[BEGIN Provided data]

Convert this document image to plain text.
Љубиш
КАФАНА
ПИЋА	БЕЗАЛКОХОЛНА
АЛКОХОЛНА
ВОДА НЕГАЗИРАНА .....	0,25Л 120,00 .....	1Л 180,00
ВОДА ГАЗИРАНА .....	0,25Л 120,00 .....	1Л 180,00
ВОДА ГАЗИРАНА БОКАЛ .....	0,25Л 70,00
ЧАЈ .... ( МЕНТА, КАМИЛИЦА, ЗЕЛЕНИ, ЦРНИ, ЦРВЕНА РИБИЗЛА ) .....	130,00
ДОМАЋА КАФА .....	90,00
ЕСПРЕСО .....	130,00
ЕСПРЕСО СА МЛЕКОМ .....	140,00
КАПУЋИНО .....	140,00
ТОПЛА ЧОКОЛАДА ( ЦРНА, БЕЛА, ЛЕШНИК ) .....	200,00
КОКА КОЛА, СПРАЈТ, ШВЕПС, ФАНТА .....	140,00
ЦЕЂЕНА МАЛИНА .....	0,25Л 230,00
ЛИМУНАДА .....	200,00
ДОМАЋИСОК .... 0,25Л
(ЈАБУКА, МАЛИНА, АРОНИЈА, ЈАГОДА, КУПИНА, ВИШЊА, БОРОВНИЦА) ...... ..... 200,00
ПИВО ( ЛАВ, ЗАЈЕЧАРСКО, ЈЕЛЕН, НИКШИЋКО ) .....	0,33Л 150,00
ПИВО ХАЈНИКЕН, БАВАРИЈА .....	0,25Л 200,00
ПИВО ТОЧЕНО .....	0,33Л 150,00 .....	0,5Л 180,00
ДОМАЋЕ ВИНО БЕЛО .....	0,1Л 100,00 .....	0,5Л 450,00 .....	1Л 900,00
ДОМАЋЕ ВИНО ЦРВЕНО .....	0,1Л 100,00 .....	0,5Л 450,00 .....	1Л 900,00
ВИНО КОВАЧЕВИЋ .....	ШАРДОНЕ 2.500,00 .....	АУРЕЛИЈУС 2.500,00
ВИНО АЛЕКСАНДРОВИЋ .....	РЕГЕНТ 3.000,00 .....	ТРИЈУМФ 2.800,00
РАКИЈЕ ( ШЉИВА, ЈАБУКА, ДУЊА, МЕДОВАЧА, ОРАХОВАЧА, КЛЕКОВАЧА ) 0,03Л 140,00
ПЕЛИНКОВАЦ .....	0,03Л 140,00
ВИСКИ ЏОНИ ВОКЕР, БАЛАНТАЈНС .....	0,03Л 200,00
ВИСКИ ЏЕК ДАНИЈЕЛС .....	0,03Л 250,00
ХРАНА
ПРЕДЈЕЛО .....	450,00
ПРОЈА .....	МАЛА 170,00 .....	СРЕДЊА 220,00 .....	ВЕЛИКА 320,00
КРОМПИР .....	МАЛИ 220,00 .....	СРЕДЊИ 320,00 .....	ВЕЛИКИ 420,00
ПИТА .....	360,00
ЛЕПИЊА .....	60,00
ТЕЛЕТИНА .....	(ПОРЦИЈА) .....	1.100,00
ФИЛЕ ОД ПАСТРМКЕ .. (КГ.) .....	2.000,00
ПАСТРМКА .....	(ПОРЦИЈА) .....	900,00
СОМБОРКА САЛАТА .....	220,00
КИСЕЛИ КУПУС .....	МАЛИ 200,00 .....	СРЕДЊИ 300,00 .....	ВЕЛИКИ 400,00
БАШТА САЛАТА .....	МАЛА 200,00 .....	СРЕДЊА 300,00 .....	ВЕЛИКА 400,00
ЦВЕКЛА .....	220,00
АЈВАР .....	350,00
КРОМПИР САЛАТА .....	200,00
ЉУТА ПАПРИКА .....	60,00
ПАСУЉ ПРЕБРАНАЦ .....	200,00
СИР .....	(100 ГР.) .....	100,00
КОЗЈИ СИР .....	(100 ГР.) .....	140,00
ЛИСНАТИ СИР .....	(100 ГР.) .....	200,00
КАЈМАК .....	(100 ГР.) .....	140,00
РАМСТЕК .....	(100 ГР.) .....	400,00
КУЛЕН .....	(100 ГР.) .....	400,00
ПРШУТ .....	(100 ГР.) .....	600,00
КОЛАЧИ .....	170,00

[END Provided data]

**Instructions to follow**
From the entries above, copy out every line where the string "САЛАТА" appears.

**Exercise solution**
СОМБОРКА САЛАТА .....	220,00
БАШТА САЛАТА .....	МАЛА 200,00 .....	СРЕДЊА 300,00 .....	ВЕЛИКА 400,00
КРОМПИР САЛАТА .....	200,00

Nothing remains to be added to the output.